* _Exercise instructions_:
Carry none of the pictures over; set down the material below exactly.

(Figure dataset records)
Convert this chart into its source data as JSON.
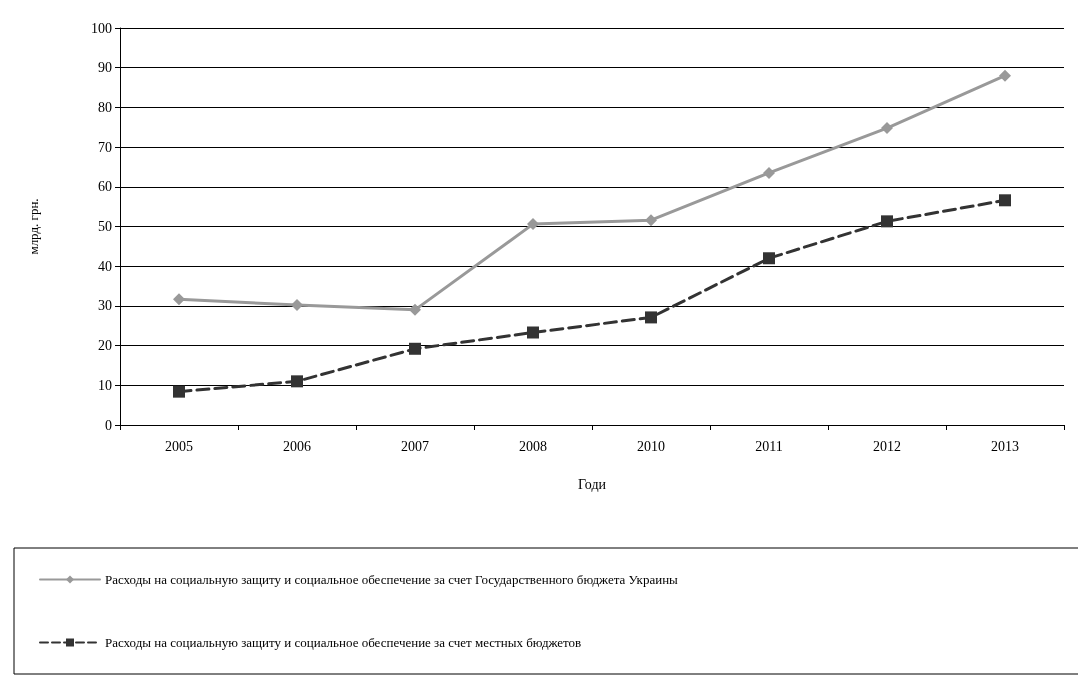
{
  "chart_data": {
    "type": "line",
    "xlabel": "Годи",
    "ylabel": "млрд. грн.",
    "categories": [
      "2005",
      "2006",
      "2007",
      "2008",
      "2010",
      "2011",
      "2012",
      "2013"
    ],
    "series": [
      {
        "name": "Расходы на социальную защиту и социальное обеспечение за счет Государственного бюджета Украины",
        "color": "#999999",
        "marker": "diamond",
        "line_style": "solid",
        "values": [
          31.7,
          30.2,
          29.0,
          50.6,
          51.6,
          63.5,
          74.8,
          88.0
        ]
      },
      {
        "name": "Расходы на социальную защиту и социальное обеспечение за счет местных бюджетов",
        "color": "#333333",
        "marker": "square",
        "line_style": "dashed",
        "values": [
          8.4,
          11.0,
          19.2,
          23.3,
          27.1,
          42.0,
          51.3,
          56.6
        ]
      }
    ],
    "ylim": [
      0,
      100
    ],
    "yticks": [
      0,
      10,
      20,
      30,
      40,
      50,
      60,
      70,
      80,
      90,
      100
    ],
    "grid": "y",
    "legend": "bottom"
  }
}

* _Expected output_:
Convert this chart into its source data as JSON.
{
  "chart_data": {
    "type": "line",
    "xlabel": "Годи",
    "ylabel": "млрд. грн.",
    "categories": [
      "2005",
      "2006",
      "2007",
      "2008",
      "2010",
      "2011",
      "2012",
      "2013"
    ],
    "series": [
      {
        "name": "Расходы на социальную защиту и социальное обеспечение за счет Государственного бюджета Украины",
        "color": "#999999",
        "marker": "diamond",
        "line_style": "solid",
        "values": [
          31.7,
          30.2,
          29.0,
          50.6,
          51.6,
          63.5,
          74.8,
          88.0
        ]
      },
      {
        "name": "Расходы на социальную защиту и социальное обеспечение за счет местных бюджетов",
        "color": "#333333",
        "marker": "square",
        "line_style": "dashed",
        "values": [
          8.4,
          11.0,
          19.2,
          23.3,
          27.1,
          42.0,
          51.3,
          56.6
        ]
      }
    ],
    "ylim": [
      0,
      100
    ],
    "yticks": [
      0,
      10,
      20,
      30,
      40,
      50,
      60,
      70,
      80,
      90,
      100
    ],
    "grid": "y",
    "legend": "bottom"
  }
}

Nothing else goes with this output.